### AIM
Extract the data exactly, missing nothing.

◇ ◇ ◇ ◇ ◇ ◇ ◇

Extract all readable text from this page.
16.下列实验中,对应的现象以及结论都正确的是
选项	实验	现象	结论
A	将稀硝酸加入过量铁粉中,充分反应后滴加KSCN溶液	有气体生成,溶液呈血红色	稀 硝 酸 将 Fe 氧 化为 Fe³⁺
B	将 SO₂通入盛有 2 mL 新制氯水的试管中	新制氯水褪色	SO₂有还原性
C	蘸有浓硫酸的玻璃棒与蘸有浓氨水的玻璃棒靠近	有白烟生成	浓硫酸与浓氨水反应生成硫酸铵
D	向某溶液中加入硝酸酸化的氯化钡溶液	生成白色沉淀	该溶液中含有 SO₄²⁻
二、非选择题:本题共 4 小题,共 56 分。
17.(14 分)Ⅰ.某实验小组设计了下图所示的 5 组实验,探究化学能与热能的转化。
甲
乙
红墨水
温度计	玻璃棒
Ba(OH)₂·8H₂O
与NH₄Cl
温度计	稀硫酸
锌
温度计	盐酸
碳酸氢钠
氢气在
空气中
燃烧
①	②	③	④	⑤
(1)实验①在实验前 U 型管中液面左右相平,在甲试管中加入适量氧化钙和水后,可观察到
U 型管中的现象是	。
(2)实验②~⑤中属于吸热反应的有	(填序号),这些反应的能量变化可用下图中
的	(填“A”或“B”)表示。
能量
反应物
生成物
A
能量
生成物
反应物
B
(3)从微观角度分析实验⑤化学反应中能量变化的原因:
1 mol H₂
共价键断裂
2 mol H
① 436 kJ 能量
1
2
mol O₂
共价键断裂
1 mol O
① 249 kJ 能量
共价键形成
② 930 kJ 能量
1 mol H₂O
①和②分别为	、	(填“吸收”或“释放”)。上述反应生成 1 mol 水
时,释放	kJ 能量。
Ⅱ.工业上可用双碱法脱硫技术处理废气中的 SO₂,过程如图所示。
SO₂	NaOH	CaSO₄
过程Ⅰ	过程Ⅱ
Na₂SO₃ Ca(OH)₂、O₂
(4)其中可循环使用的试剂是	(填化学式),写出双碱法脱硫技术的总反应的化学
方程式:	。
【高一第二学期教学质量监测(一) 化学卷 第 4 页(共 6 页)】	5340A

◇ ◇ ◇ ◇ ◇ ◇ ◇

### EXERCISE RESULT
Extract all readable text from this page.
16.下列实验中,对应的现象以及结论都正确的是
选项	实验	现象	结论
A	将稀硝酸加入过量铁粉中,充分反应后滴加KSCN溶液	有气体生成,溶液呈血红色	稀 硝 酸 将 Fe 氧 化为 Fe³⁺
B	将 SO₂通入盛有 2 mL 新制氯水的试管中	新制氯水褪色	SO₂有还原性
C	蘸有浓硫酸的玻璃棒与蘸有浓氨水的玻璃棒靠近	有白烟生成	浓硫酸与浓氨水反应生成硫酸铵
D	向某溶液中加入硝酸酸化的氯化钡溶液	生成白色沉淀	该溶液中含有 SO₄²⁻
二、非选择题:本题共 4 小题,共 56 分。
17.(14 分)Ⅰ.某实验小组设计了下图所示的 5 组实验,探究化学能与热能的转化。
甲
乙
红墨水
温度计	玻璃棒
Ba(OH)₂·8H₂O
与NH₄Cl
温度计	稀硫酸
锌
温度计	盐酸
碳酸氢钠
氢气在
空气中
燃烧
①	②	③	④	⑤
(1)实验①在实验前 U 型管中液面左右相平,在甲试管中加入适量氧化钙和水后,可观察到
U 型管中的现象是	。
(2)实验②~⑤中属于吸热反应的有	(填序号),这些反应的能量变化可用下图中
的	(填“A”或“B”)表示。
能量
反应物
生成物
A
能量
生成物
反应物
B
(3)从微观角度分析实验⑤化学反应中能量变化的原因:
1 mol H₂
共价键断裂
2 mol H
① 436 kJ 能量
1
2
mol O₂
共价键断裂
1 mol O
① 249 kJ 能量
共价键形成
② 930 kJ 能量
1 mol H₂O
①和②分别为	、	(填“吸收”或“释放”)。上述反应生成 1 mol 水
时,释放	kJ 能量。
Ⅱ.工业上可用双碱法脱硫技术处理废气中的 SO₂,过程如图所示。
SO₂	NaOH	CaSO₄
过程Ⅰ	过程Ⅱ
Na₂SO₃ Ca(OH)₂、O₂
(4)其中可循环使用的试剂是	(填化学式),写出双碱法脱硫技术的总反应的化学
方程式:	。
【高一第二学期教学质量监测(一) 化学卷 第 4 页(共 6 页)】	5340A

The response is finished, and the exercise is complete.